How does FDI relate to globalization?
FDI is both a cause and effect of globalization.
What are three factors that led to increased FDI?
Reduce of cost of transportation
Globalization of trade
Established protection of investment
What was the record flow of FDI in 2007?
2 trillion USD.
How much did developing economies account for in 2019 in global FDI?
Two thirds of global FDI.
Which countries actually gained FDI during the pandemic (2019-20)?
China, Hong Kong, India, Luxemburg
In the EU, which are the most targeted countries for FDI?
Germany and the Netherlands
Between 1999 and 2013, how did the ratio of FDI outflows change between (1) developed economies and (2) developing economies?
from 93:7 to 61:39
What are the four largest source countries in Europe?
The Netherlands, Germany, Ireland and the UK.
Why was Brexit an issue before the Lisbon Treaty?
It was not even considered that a state could exit the EU.
When was the Lisbon Treaty enacted?
2009.
Who is currently the largest investor in the world (as a state)?
China.
What is the trend in newer agreements?
They cover both investment and trade
Why does it make sense to link trade agreements with investment agreements?
Investment is a key in creating and maintaining businesses and jobs. They not only create new opportunities for trade but also value-added, jobs and income.
What was the first trade agreement that included investment provisions?
NAFTA.
When was NAFTA established and replaced?
1994 until 2020. Canada, US, Mexico.
Between 2000 and now, how has liberalization of markets developed compared to restriction/regulation?
Negative trend for liberalization
Positive trend for restriction
What can be said about BRICS states regarding FDI restrictiveness?
China, Russia, India have traditionally been difficult to invest.
What kind of legal system is the international legal system?
Everything that is not forbidden is allowed. Permissive.
What two opposing doctrines existed in the 18th century for treatment and protection of foreign nationals abroad?
Developed countries: De Vettel and the Diplomatic Protection
Developing countries: Calvo Doctrine
What is the origin of De Vattel and the Diplomatic Protection?
In 1758, Emer de Vattel addressed the status of foreigners in his treatise The
Law of Nations.
What is the idea of De Vattel and the Diplomatic Protection?

* _Work order A_: According to the notes on foreign direct investment, which two countries are the most targeted for FDI within the EU?
* _Work order B_: Carry on the notes on foreign direct investment from their last line.
The records play no part in this work.

* _Dataset content_:

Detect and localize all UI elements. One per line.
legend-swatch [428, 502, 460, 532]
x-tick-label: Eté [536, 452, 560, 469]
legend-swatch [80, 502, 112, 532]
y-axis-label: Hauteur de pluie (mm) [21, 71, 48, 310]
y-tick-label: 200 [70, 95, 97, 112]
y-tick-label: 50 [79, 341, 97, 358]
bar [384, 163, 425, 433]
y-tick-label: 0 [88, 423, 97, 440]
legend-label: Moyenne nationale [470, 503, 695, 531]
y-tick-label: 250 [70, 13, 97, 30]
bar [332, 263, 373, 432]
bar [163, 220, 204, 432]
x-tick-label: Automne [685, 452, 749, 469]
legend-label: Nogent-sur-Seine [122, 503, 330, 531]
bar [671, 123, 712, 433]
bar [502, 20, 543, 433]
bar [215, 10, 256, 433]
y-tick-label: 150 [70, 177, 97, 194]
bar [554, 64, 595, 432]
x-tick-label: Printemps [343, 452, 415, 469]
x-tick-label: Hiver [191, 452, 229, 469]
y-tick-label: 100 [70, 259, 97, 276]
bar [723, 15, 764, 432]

* _Expected output A_: Germany and the Netherlands.

* _Expected output B_:
He explained that once a State admitted a foreigner to its territory, which it was not obliged to do, it had to protect him or her in the same manner as its own subjects.
- In addition, the foreigner maintained the bond to the home State and his or her property remained part of the wealth of the home State.
- As a result, an injury to the property of a foreigner was an injury to the foreigner’s home State which obtained the right to exercise protection over that property, known as diplomatic protection.
What was the silent assumption in De Vattel’s Diplomatic Protection doctrine?
There was no obligation to protect foreign nationals and their property before.
What was the first international treaty with an expropriation protection?
US-Switzerland Treaty from 1850
Explain how De Vattel’s Diplomatic Protection doctrine and gunboat diplomacy are linked
The link between Emer de Vattel’s principles and gunboat diplomacy is evident in the assertion of diplomatic protection. Vattel’s idea that an injury to a foreigner’s property was an injury to their home State provided a legal foundation for States to intervene, sometimes forcefully, in order to protect the rights and property of their nationals. This connection underscores the intersection of legal principles and practical geopolitical actions during the historical period described.
What was the concern of European States regarding the treatment of their nationals in less developed regions, such as South America?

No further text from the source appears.